> **TAREFAS PROPOSTAS**:
(1) No texto sobre a política regional no GABC, de qual município Celso Daniel era prefeito?
(2) Reescreva o trecho do texto sobre a política regional no GABC que começa em "As condições sócio-econômicas" e termina em "postos de trabalho.", substituindo "evasão industrial" por "saída de indústrias".

> **TEXTO FORNECIDO**:
# # #

É preciso considerar que o Prefeito de Santo André, Celso Daniel, juntamente com outros atores políticos, exerceu importante papel nesse processo, pois foi capaz de antecipar os acontecimentos e prognosticar que a união das forças políticas era o caminho mais viável para tentar impedir ou minimizar a desaceleração da economia regional. Assim, procurou envolver todos os sete prefeitos da região e os diversos representantes da sociedade civil, comprometidos com a idéia de construção de um novo projeto de recuperação do desenvolvimento regional.


As condições sócio-econômicas desfavoráveis favoreceram a elaboração de um projeto político regional em torno de propostas e objetivos comuns, em certa medida, acima das divergências político-partidárias e dos diferentes interesses e tensões existentes entre as esferas do poder público, privado e da sociedade civil. Deste modo, teve início no GABC a constituição de arranjos institucionais como o Consórcio Intermunicipal, Câmara Regional e Agência de Desenvolvimento Econômico, de modo que as experiências bem sucedidas do poder público local puderam evoluir para além dos limites da esfera municipal. O diagnóstico sobre as conseqüências das transformações macro-econômicas sobre a economia local indicava, portanto, a necessidade de encontrar alternativas para a crise social decorrente, sobretudo, da evasão industrial e da diminuição dos postos de trabalho.


A ação política exigiu o princípio da racionalidade para alcançar um determinado projeto político, utilizando-se dos instrumentos de um planejamento regional estratégico. A percepção de uma situação de conflitos, tensões, instabilidades e de mudanças, permitiu o desdobramento da própria política e a transição para um período de grandes transformações e inovações presentes nas relações políticas institucionais na região.

# # #

> **EXTRATO DOS REGISTROS**:

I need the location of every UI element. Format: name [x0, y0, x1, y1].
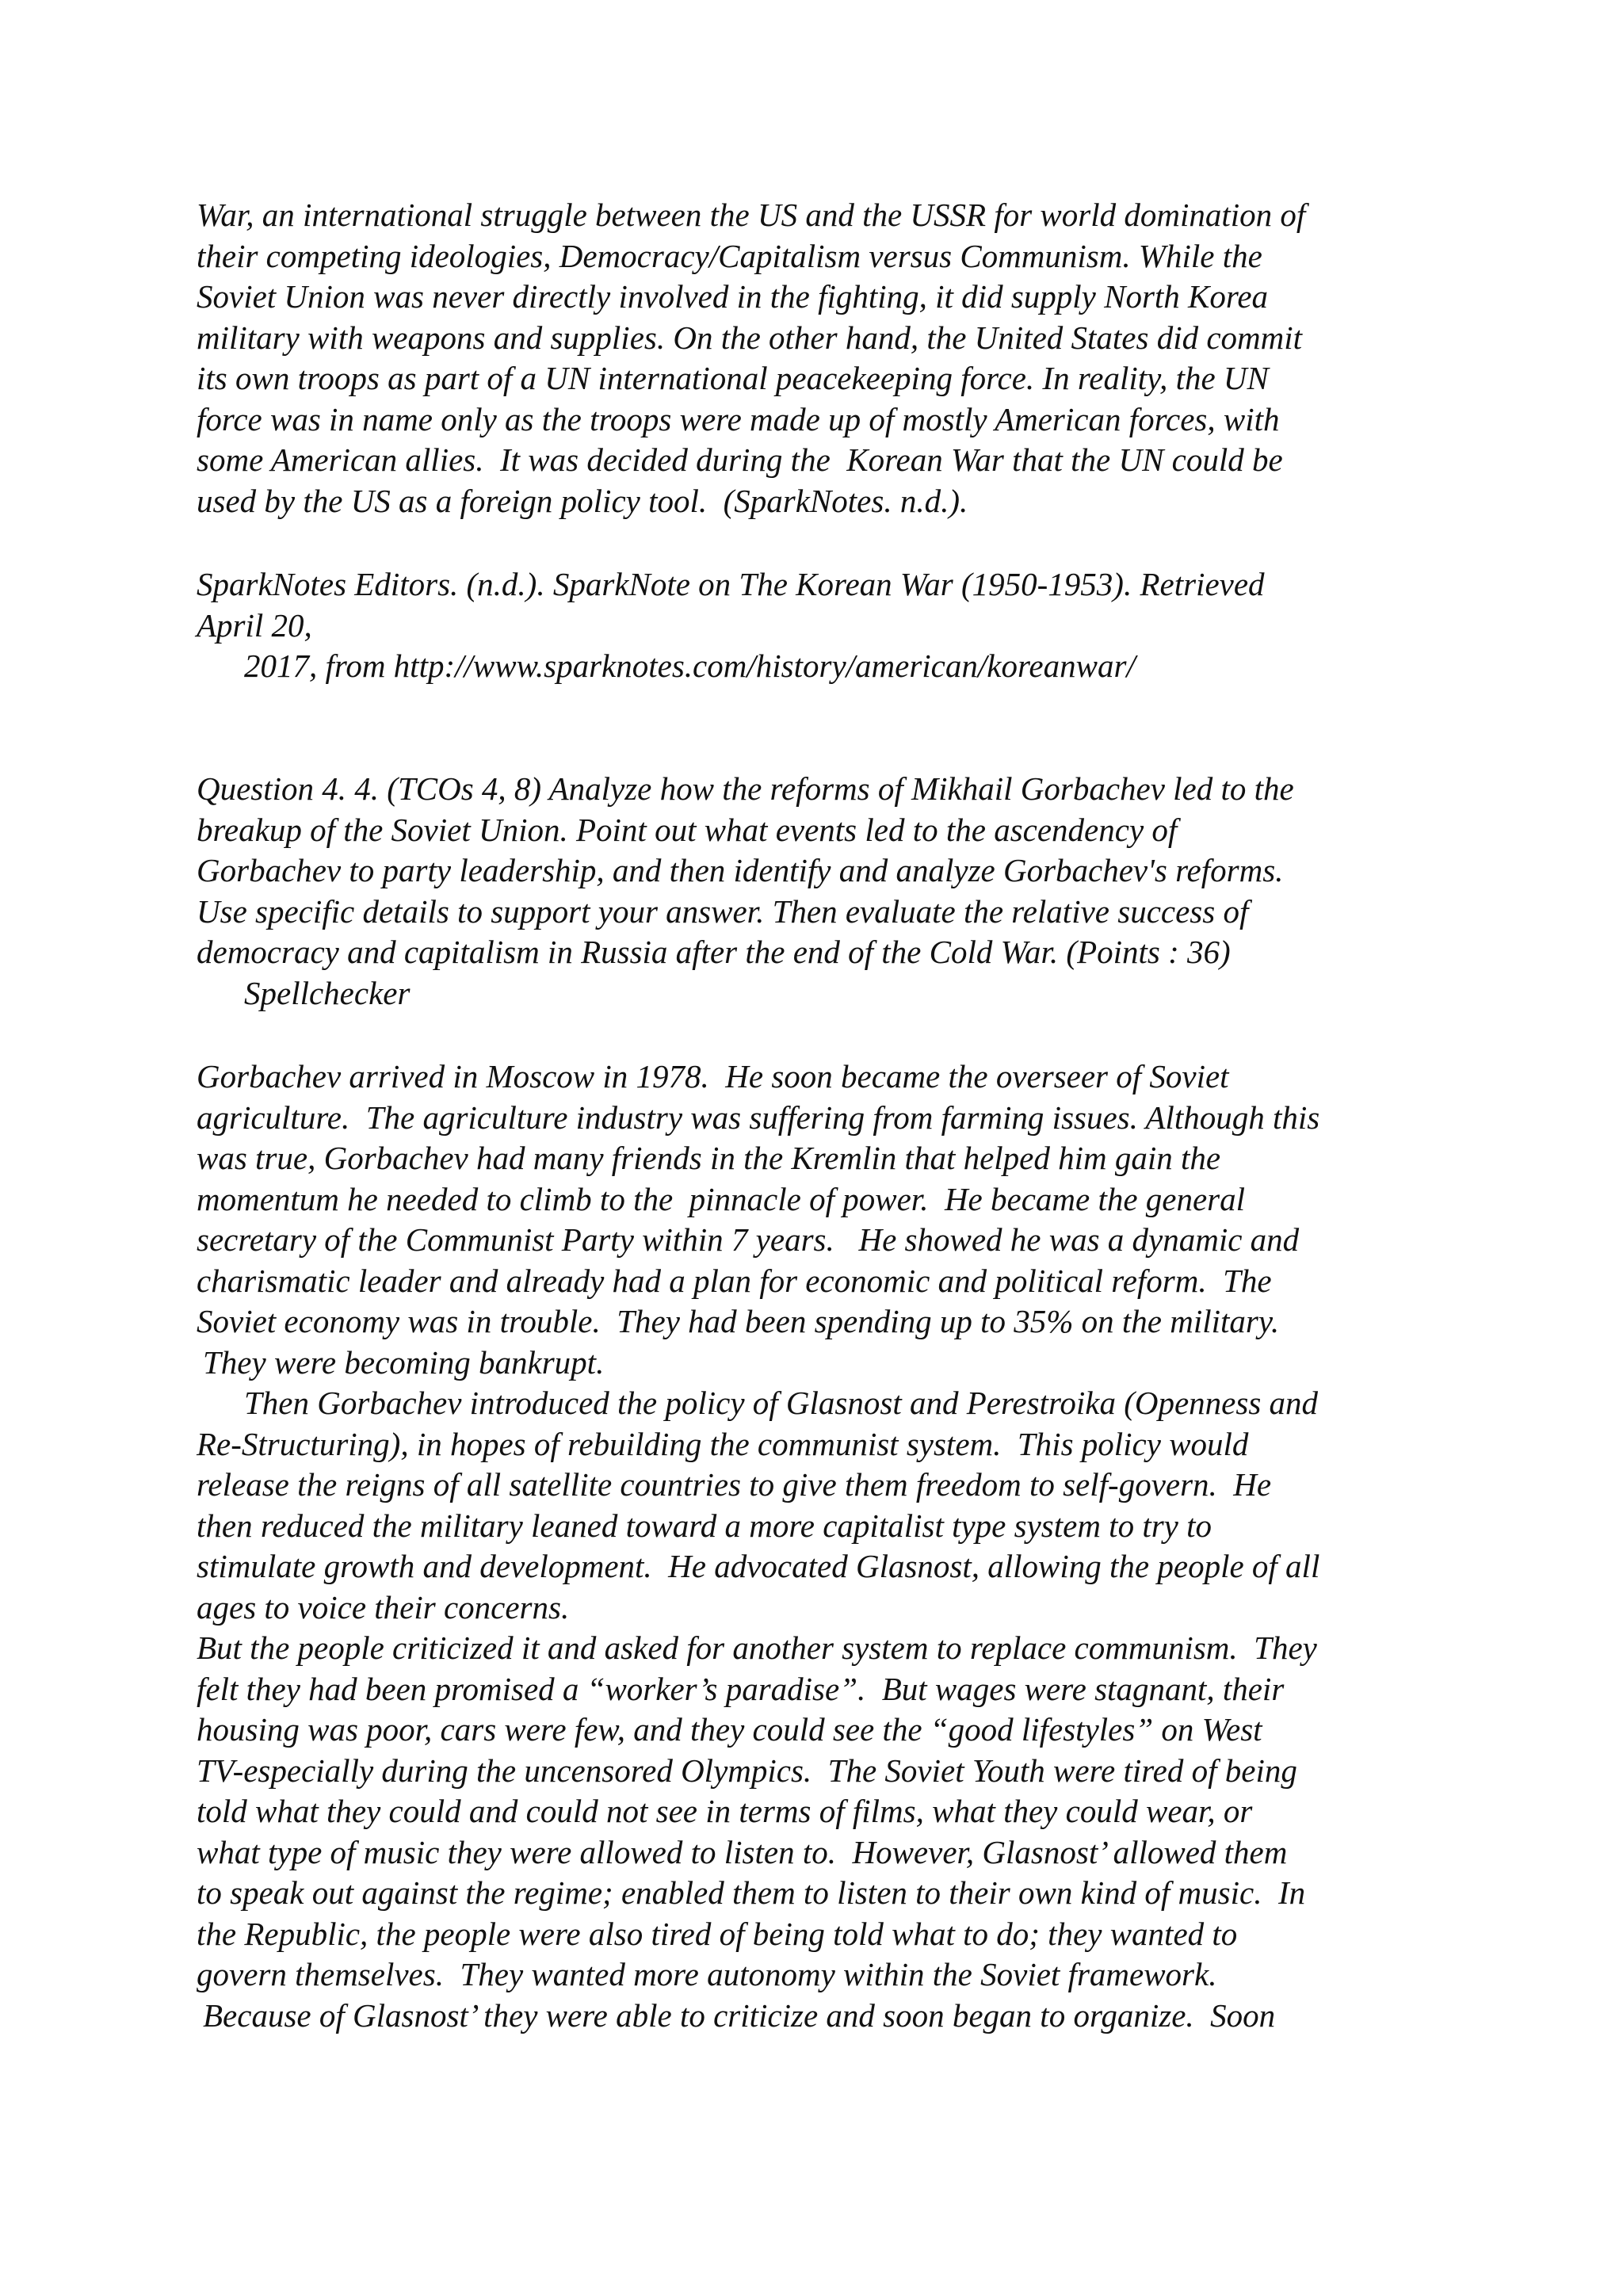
- korean-war-paragraph: [197, 195, 1465, 521]
- paragraph-line: its own troops as part of a UN international peacekeeping force. In reality, the UN: [197, 360, 1269, 396]
- answer-line: felt they had been promised a “worker’s paradise”. But wages were stagnant, their: [197, 1670, 1285, 1707]
- answer-line: secretary of the Communist Party within 7 years. He showed he was a dynamic and: [197, 1221, 1300, 1258]
- answer-line: govern themselves. They wanted more autonomy within the Soviet framework.: [197, 1956, 1217, 1992]
- answer-text: [197, 1056, 1465, 2036]
- answer-line: to speak out against the regime; enabled them to listen to their own kind of music. In: [197, 1874, 1306, 1911]
- answer-line: Soviet economy was in trouble. They had been spending up to 35% on the military.: [197, 1303, 1280, 1339]
- question-line: Use specific details to support your answer. Then evaluate the relative success of: [197, 892, 1249, 930]
- reference-line: SparkNotes Editors. (n.d.). SparkNote on The Korean War (1950-1953). Retrieved: [197, 566, 1265, 602]
- paragraph-line: Soviet Union was never directly involved in the fighting, it did supply North Korea: [197, 278, 1269, 315]
- answer-line: release the reigns of all satellite countries to give them freedom to self-govern. He: [197, 1466, 1272, 1503]
- answer-line: the Republic, the people were also tired of being told what to do; they wanted to: [197, 1915, 1238, 1952]
- question-line: breakup of the Soviet Union. Point out what events led to the ascendency of: [197, 811, 1178, 848]
- paragraph-line: military with weapons and supplies. On the other hand, the United States did commit: [197, 319, 1303, 356]
- question-prompt: [197, 769, 1465, 1014]
- answer-line: what type of music they were allowed to listen to. However, Glasnost’ allowed them: [197, 1833, 1288, 1870]
- answer-line: was true, Gorbachev had many friends in the Kremlin that helped him gain the: [197, 1140, 1221, 1176]
- answer-line: told what they could and could not see in terms of films, what they could wear, or: [197, 1793, 1253, 1829]
- answer-line: housing was poor, cars were few, and they could see the “good lifestyles” on West: [197, 1711, 1262, 1748]
- spellchecker-link[interactable]: Spellchecker: [244, 974, 411, 1011]
- answer-line: But the people criticized it and asked for another system to replace communism. They: [197, 1629, 1317, 1666]
- reference-line: 2017, from http://www.sparknotes.com/history/american/koreanwar/: [244, 648, 1136, 684]
- answer-line: ages to voice their concerns.: [197, 1588, 570, 1626]
- answer-line: Because of Glasnost’ they were able to criticize and soon began to organize. Soon: [203, 1996, 1276, 2034]
- answer-line: TV-especially during the uncensored Olympics. The Soviet Youth were tired of being: [197, 1752, 1297, 1789]
- paragraph-line: used by the US as a foreign policy tool. (SparkNotes. n.d.).: [197, 482, 968, 519]
- answer-line: Then Gorbachev introduced the policy of Glasnost and Perestroika (Openness and: [244, 1385, 1319, 1421]
- reference-citation: [197, 564, 1465, 687]
- paragraph-line: their competing ideologies, Democracy/Capitalism versus Communism. While the: [197, 237, 1262, 274]
- answer-line: then reduced the military leaned toward a more capitalist type system to try to: [197, 1507, 1212, 1544]
- answer-line: They were becoming bankrupt.: [203, 1343, 605, 1381]
- question-line: Question 4. 4. (TCOs 4, 8) Analyze how the reforms of Mikhail Gorbachev led to the: [197, 770, 1294, 807]
- answer-line: charismatic leader and already had a plan for economic and political reform. The: [197, 1262, 1272, 1299]
- paragraph-line: force was in name only as the troops were made up of mostly American forces, with: [197, 400, 1280, 437]
- answer-line: momentum he needed to climb to the pinnacle of power. He became the general: [197, 1180, 1246, 1217]
- reference-line: April 20,: [197, 606, 312, 644]
- answer-line: Gorbachev arrived in Moscow in 1978. He soon became the overseer of Soviet: [197, 1058, 1229, 1095]
- question-line: Gorbachev to party leadership, and then identify and analyze Gorbachev's reforms.: [197, 852, 1284, 888]
- question-line: democracy and capitalism in Russia after the end of the Cold War. (Points : 36): [197, 934, 1231, 970]
- answer-line: Re-Structuring), in hopes of rebuilding the communist system. This policy would: [197, 1425, 1249, 1462]
- paragraph-line: some American allies. It was decided during the Korean War that the UN could be: [197, 441, 1283, 478]
- answer-line: agriculture. The agriculture industry was suffering from farming issues. Although this: [197, 1098, 1320, 1136]
- answer-line: stimulate growth and development. He advocated Glasnost, allowing the people of all: [197, 1548, 1320, 1584]
- paragraph-line: War, an international struggle between the US and the USSR for world domination of: [197, 197, 1306, 233]
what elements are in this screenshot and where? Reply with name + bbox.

# # #

> **RESPOSTAS COMPLETAS**:
(1) Santo André.

(2)
As condições sócio-econômicas desfavoráveis favoreceram a elaboração de um projeto político regional em torno de propostas e objetivos comuns, em certa medida, acima das divergências político-partidárias e dos diferentes interesses e tensões existentes entre as esferas do poder público, privado e da sociedade civil. Deste modo, teve início no GABC a constituição de arranjos institucionais como o Consórcio Intermunicipal, Câmara Regional e Agência de Desenvolvimento Econômico, de modo que as experiências bem sucedidas do poder público local puderam evoluir para além dos limites da esfera municipal. O diagnóstico sobre as conseqüências das transformações macro-econômicas sobre a economia local indicava, portanto, a necessidade de encontrar alternativas para a crise social decorrente, sobretudo, da saída de indústrias e da diminuição dos postos de trabalho.